=== WHAT TO PRODUCE ===
Any picture among the records should be left out, please; retype the rest exactly.

Dataset excerpts

=-=-=-=-=

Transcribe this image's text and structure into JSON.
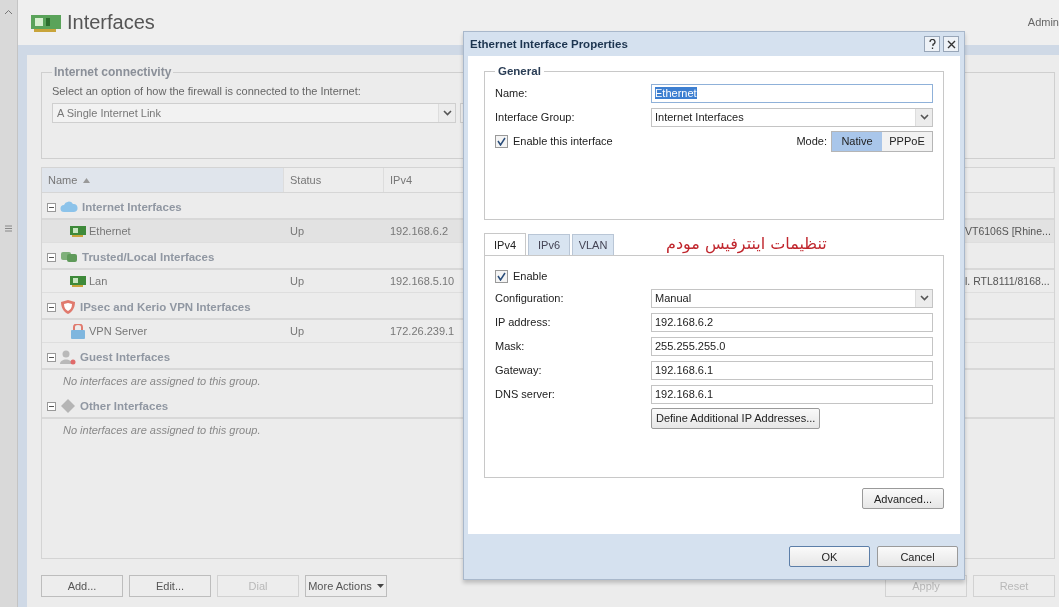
{
  "page": {
    "title": "Interfaces",
    "user": "Admin"
  },
  "connectivity": {
    "legend": "Internet connectivity",
    "prompt": "Select an option of how the firewall is connected to the Internet:",
    "value": "A Single Internet Link"
  },
  "table": {
    "columns": [
      {
        "label": "Name",
        "sorted": true
      },
      {
        "label": "Status",
        "sorted": false
      },
      {
        "label": "IPv4",
        "sorted": false
      }
    ],
    "groups": [
      {
        "name": "Internet Interfaces",
        "kind": "internet",
        "expanded": true,
        "rows": [
          {
            "name": "Ethernet",
            "kind": "nic",
            "status": "Up",
            "ipv4": "192.168.6.2",
            "column_4": "VT6106S [Rhine...",
            "selected": true
          }
        ]
      },
      {
        "name": "Trusted/Local Interfaces",
        "kind": "trusted",
        "expanded": true,
        "rows": [
          {
            "name": "Lan",
            "kind": "nic",
            "status": "Up",
            "ipv4": "192.168.5.10",
            "column_4": "l. RTL8111/8168...",
            "selected": false
          }
        ]
      },
      {
        "name": "IPsec and Kerio VPN Interfaces",
        "kind": "vpn",
        "expanded": true,
        "rows": [
          {
            "name": "VPN Server",
            "kind": "vpn",
            "status": "Up",
            "ipv4": "172.26.239.1",
            "selected": false
          }
        ]
      },
      {
        "name": "Guest Interfaces",
        "kind": "guest",
        "expanded": true,
        "empty_text": "No interfaces are assigned to this group."
      },
      {
        "name": "Other Interfaces",
        "kind": "other",
        "expanded": true,
        "empty_text": "No interfaces are assigned to this group."
      }
    ]
  },
  "toolbar": [
    {
      "label": "Add...",
      "kind": "plain",
      "disabled": false
    },
    {
      "label": "Edit...",
      "kind": "plain",
      "disabled": false
    },
    {
      "label": "Dial",
      "kind": "plain",
      "disabled": true
    },
    {
      "label": "More Actions",
      "kind": "menu",
      "disabled": false
    }
  ],
  "footer_buttons": [
    {
      "label": "Apply",
      "disabled": true
    },
    {
      "label": "Reset",
      "disabled": true
    }
  ],
  "dialog": {
    "title": "Ethernet Interface Properties",
    "general": {
      "legend": "General",
      "fields": [
        {
          "label": "Name:",
          "kind": "text",
          "value": "Ethernet",
          "value_selected": true
        },
        {
          "label": "Interface Group:",
          "kind": "select",
          "value": "Internet Interfaces",
          "value_selected": false
        }
      ],
      "enable": {
        "label": "Enable this interface",
        "checked": true
      },
      "mode_label": "Mode:",
      "modes": [
        {
          "label": "Native",
          "selected": true
        },
        {
          "label": "PPPoE",
          "selected": false
        }
      ]
    },
    "tabs": [
      {
        "label": "IPv4",
        "selected": true
      },
      {
        "label": "IPv6",
        "selected": false
      },
      {
        "label": "VLAN",
        "selected": false
      }
    ],
    "annotation": "تنظیمات اینترفیس مودم",
    "ipv4": {
      "enable": {
        "label": "Enable",
        "checked": true
      },
      "fields": [
        {
          "label": "Configuration:",
          "kind": "select",
          "value": "Manual"
        },
        {
          "label": "IP address:",
          "kind": "text",
          "value": "192.168.6.2"
        },
        {
          "label": "Mask:",
          "kind": "text",
          "value": "255.255.255.0"
        },
        {
          "label": "Gateway:",
          "kind": "text",
          "value": "192.168.6.1"
        },
        {
          "label": "DNS server:",
          "kind": "text",
          "value": "192.168.6.1"
        }
      ],
      "extra_button": "Define Additional IP Addresses..."
    },
    "advanced_button": "Advanced...",
    "buttons": [
      {
        "label": "OK",
        "kind": "primary"
      },
      {
        "label": "Cancel",
        "kind": "secondary"
      }
    ]
  }
}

=-=-=-=-=

=== RIGHT ANSWER ===
Transcribe this image's text and structure into JSON.
{
  "page": {
    "title": "Interfaces",
    "user": "Admin"
  },
  "connectivity": {
    "legend": "Internet connectivity",
    "prompt": "Select an option of how the firewall is connected to the Internet:",
    "value": "A Single Internet Link"
  },
  "table": {
    "columns": [
      {
        "label": "Name",
        "sorted": true
      },
      {
        "label": "Status",
        "sorted": false
      },
      {
        "label": "IPv4",
        "sorted": false
      }
    ],
    "groups": [
      {
        "name": "Internet Interfaces",
        "kind": "internet",
        "expanded": true,
        "rows": [
          {
            "name": "Ethernet",
            "kind": "nic",
            "status": "Up",
            "ipv4": "192.168.6.2",
            "column_4": "VT6106S [Rhine...",
            "selected": true
          }
        ]
      },
      {
        "name": "Trusted/Local Interfaces",
        "kind": "trusted",
        "expanded": true,
        "rows": [
          {
            "name": "Lan",
            "kind": "nic",
            "status": "Up",
            "ipv4": "192.168.5.10",
            "column_4": "l. RTL8111/8168...",
            "selected": false
          }
        ]
      },
      {
        "name": "IPsec and Kerio VPN Interfaces",
        "kind": "vpn",
        "expanded": true,
        "rows": [
          {
            "name": "VPN Server",
            "kind": "vpn",
            "status": "Up",
            "ipv4": "172.26.239.1",
            "selected": false
          }
        ]
      },
      {
        "name": "Guest Interfaces",
        "kind": "guest",
        "expanded": true,
        "empty_text": "No interfaces are assigned to this group."
      },
      {
        "name": "Other Interfaces",
        "kind": "other",
        "expanded": true,
        "empty_text": "No interfaces are assigned to this group."
      }
    ]
  },
  "toolbar": [
    {
      "label": "Add...",
      "kind": "plain",
      "disabled": false
    },
    {
      "label": "Edit...",
      "kind": "plain",
      "disabled": false
    },
    {
      "label": "Dial",
      "kind": "plain",
      "disabled": true
    },
    {
      "label": "More Actions",
      "kind": "menu",
      "disabled": false
    }
  ],
  "footer_buttons": [
    {
      "label": "Apply",
      "disabled": true
    },
    {
      "label": "Reset",
      "disabled": true
    }
  ],
  "dialog": {
    "title": "Ethernet Interface Properties",
    "general": {
      "legend": "General",
      "fields": [
        {
          "label": "Name:",
          "kind": "text",
          "value": "Ethernet",
          "value_selected": true
        },
        {
          "label": "Interface Group:",
          "kind": "select",
          "value": "Internet Interfaces",
          "value_selected": false
        }
      ],
      "enable": {
        "label": "Enable this interface",
        "checked": true
      },
      "mode_label": "Mode:",
      "modes": [
        {
          "label": "Native",
          "selected": true
        },
        {
          "label": "PPPoE",
          "selected": false
        }
      ]
    },
    "tabs": [
      {
        "label": "IPv4",
        "selected": true
      },
      {
        "label": "IPv6",
        "selected": false
      },
      {
        "label": "VLAN",
        "selected": false
      }
    ],
    "annotation": "تنظیمات اینترفیس مودم",
    "ipv4": {
      "enable": {
        "label": "Enable",
        "checked": true
      },
      "fields": [
        {
          "label": "Configuration:",
          "kind": "select",
          "value": "Manual"
        },
        {
          "label": "IP address:",
          "kind": "text",
          "value": "192.168.6.2"
        },
        {
          "label": "Mask:",
          "kind": "text",
          "value": "255.255.255.0"
        },
        {
          "label": "Gateway:",
          "kind": "text",
          "value": "192.168.6.1"
        },
        {
          "label": "DNS server:",
          "kind": "text",
          "value": "192.168.6.1"
        }
      ],
      "extra_button": "Define Additional IP Addresses..."
    },
    "advanced_button": "Advanced...",
    "buttons": [
      {
        "label": "OK",
        "kind": "primary"
      },
      {
        "label": "Cancel",
        "kind": "secondary"
      }
    ]
  }
}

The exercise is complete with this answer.